Objective | Find every line in the records below that holds the word "twinkling", and copy it out.

⁂

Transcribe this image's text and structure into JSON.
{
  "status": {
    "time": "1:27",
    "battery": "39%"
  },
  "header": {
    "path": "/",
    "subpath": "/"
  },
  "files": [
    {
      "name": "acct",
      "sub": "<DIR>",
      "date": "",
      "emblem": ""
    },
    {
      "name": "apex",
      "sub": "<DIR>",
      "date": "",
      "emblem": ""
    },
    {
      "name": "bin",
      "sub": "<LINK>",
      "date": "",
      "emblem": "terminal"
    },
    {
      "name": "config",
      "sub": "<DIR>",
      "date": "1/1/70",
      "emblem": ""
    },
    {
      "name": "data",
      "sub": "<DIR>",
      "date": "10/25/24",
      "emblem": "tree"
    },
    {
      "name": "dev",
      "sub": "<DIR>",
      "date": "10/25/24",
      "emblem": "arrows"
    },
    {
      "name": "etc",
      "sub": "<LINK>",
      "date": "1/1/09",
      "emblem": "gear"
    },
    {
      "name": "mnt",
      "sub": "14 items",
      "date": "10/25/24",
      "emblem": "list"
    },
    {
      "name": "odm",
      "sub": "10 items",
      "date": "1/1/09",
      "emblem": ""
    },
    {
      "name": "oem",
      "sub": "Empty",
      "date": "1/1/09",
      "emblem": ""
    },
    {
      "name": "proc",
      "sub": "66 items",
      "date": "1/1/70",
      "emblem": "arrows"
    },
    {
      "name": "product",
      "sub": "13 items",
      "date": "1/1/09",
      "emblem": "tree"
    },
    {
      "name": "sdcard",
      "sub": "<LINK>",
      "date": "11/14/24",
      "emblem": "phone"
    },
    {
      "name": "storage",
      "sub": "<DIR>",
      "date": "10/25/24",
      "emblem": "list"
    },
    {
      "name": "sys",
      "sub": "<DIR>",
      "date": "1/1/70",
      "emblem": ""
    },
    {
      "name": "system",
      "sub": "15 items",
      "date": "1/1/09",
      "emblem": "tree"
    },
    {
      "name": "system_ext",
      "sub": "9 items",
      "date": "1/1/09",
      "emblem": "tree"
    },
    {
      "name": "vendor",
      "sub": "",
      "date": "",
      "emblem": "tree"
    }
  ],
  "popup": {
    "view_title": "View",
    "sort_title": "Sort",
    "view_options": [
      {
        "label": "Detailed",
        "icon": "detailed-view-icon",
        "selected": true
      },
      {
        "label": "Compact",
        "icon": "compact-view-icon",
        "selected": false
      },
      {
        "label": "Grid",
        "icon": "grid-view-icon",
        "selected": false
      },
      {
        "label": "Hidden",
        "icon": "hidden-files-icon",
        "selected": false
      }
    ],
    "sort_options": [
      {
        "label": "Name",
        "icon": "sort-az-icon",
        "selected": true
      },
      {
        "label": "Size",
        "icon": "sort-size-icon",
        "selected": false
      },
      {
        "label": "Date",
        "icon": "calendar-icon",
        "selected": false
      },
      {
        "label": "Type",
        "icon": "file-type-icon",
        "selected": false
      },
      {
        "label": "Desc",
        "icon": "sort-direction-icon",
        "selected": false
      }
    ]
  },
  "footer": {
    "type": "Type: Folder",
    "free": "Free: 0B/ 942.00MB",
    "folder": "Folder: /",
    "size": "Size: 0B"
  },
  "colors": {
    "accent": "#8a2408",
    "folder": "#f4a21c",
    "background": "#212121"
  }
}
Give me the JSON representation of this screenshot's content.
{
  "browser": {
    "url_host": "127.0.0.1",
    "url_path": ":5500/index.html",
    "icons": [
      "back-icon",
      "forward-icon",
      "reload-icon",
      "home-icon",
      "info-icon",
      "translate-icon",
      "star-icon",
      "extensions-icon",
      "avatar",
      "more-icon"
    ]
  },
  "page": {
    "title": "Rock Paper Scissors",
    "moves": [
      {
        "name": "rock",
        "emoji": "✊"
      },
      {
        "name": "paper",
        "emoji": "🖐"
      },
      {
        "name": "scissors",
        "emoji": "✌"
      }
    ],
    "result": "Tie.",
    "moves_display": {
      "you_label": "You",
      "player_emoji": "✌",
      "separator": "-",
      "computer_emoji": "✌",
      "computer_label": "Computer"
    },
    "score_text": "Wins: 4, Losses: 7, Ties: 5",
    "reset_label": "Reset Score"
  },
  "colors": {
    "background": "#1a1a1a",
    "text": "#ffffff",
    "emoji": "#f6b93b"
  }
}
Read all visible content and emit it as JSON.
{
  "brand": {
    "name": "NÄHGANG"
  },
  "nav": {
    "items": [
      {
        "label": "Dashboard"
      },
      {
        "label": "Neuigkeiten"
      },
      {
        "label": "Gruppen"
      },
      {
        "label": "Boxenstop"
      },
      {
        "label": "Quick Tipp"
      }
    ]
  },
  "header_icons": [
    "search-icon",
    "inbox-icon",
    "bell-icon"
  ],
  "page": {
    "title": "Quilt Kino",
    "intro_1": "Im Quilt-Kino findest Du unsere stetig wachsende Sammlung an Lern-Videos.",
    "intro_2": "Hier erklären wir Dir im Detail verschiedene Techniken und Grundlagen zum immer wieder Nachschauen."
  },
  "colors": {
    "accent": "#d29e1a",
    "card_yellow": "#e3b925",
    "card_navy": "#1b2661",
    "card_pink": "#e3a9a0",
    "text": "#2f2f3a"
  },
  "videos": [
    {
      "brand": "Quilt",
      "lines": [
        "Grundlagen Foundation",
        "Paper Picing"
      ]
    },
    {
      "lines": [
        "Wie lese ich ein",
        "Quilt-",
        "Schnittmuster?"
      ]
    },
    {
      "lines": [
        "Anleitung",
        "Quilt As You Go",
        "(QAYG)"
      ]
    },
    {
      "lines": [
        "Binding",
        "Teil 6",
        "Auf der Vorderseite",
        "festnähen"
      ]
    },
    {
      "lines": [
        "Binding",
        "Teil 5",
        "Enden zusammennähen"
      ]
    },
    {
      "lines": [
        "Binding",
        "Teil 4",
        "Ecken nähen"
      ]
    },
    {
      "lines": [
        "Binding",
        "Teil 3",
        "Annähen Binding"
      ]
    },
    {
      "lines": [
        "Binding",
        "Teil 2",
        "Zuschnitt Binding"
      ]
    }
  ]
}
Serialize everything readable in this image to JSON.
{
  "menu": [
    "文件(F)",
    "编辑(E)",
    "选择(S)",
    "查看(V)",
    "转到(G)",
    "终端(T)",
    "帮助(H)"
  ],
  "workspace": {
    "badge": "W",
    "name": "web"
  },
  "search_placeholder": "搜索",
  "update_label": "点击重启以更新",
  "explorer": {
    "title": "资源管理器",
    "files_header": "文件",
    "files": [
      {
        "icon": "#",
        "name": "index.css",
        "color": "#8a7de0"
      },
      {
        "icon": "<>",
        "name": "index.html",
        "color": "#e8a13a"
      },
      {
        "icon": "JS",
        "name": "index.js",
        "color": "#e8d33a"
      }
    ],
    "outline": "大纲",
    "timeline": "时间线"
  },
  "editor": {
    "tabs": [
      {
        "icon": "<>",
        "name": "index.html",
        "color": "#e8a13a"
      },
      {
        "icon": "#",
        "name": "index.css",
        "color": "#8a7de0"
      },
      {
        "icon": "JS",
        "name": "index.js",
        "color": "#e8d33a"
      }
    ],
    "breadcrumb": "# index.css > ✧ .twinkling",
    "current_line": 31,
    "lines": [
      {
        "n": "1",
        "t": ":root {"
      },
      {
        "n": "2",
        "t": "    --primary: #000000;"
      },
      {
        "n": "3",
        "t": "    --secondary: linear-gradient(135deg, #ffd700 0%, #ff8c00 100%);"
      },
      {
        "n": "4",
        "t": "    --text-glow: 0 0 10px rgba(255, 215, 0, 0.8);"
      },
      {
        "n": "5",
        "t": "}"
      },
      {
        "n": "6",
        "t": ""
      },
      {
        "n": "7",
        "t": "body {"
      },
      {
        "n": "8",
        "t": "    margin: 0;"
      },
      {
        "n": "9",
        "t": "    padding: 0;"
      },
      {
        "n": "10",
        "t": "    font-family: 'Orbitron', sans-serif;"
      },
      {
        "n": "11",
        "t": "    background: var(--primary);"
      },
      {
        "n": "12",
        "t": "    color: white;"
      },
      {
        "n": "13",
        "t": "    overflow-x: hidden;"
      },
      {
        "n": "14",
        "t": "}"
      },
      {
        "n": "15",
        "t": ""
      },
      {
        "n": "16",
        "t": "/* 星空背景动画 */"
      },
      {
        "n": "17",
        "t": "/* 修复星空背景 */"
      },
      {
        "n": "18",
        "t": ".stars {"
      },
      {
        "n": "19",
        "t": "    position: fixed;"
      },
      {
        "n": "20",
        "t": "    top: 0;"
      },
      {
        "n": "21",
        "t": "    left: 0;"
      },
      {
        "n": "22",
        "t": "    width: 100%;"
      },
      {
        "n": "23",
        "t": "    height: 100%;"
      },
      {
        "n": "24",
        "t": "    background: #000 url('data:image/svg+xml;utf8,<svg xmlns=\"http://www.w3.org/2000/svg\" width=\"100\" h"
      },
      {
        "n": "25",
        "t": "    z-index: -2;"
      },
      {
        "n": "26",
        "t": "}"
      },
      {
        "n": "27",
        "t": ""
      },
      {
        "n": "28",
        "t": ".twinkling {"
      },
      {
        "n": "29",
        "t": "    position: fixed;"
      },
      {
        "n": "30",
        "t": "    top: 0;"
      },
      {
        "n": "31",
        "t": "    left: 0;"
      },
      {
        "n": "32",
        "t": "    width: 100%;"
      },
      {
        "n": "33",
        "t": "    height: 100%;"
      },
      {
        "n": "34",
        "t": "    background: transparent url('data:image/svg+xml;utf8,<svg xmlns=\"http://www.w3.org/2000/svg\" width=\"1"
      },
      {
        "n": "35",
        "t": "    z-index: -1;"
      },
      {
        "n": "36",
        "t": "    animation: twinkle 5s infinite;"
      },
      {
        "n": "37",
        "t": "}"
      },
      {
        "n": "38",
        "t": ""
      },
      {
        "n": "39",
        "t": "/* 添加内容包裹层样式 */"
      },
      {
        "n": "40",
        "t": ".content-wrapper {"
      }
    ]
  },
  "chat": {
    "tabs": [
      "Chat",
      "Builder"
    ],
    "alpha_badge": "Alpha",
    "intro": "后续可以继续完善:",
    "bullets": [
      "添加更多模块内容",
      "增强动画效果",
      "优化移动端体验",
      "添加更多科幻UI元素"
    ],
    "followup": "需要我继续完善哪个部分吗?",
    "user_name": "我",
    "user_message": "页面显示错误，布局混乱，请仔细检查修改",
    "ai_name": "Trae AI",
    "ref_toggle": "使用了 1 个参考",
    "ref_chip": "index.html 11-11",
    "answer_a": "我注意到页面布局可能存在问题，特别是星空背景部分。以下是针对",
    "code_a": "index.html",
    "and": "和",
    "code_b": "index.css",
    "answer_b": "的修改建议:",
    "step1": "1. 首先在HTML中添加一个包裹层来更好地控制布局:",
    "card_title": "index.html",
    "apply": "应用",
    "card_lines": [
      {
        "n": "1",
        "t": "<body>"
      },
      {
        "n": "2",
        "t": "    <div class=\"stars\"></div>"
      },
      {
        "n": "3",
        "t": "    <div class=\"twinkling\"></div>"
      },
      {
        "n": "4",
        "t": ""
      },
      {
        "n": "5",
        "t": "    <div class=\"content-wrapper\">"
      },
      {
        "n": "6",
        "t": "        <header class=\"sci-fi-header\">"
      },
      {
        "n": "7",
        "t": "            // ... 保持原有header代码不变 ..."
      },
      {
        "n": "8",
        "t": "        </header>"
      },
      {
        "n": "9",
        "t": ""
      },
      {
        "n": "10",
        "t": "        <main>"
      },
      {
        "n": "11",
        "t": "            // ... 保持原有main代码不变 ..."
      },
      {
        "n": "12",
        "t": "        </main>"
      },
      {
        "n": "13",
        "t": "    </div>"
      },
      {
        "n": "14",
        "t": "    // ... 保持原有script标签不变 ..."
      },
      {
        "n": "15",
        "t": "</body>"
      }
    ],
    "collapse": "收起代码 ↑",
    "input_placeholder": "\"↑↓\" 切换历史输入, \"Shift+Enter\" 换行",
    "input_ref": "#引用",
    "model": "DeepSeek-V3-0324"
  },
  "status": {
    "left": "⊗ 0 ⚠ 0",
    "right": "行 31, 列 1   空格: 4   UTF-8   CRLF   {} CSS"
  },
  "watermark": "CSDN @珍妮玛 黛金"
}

⁂

Solution to this exercise |
    "breadcrumb": "# index.css > ✧ .twinkling",
        "t": ".twinkling {"
        "t": "    <div class=\"twinkling\"></div>"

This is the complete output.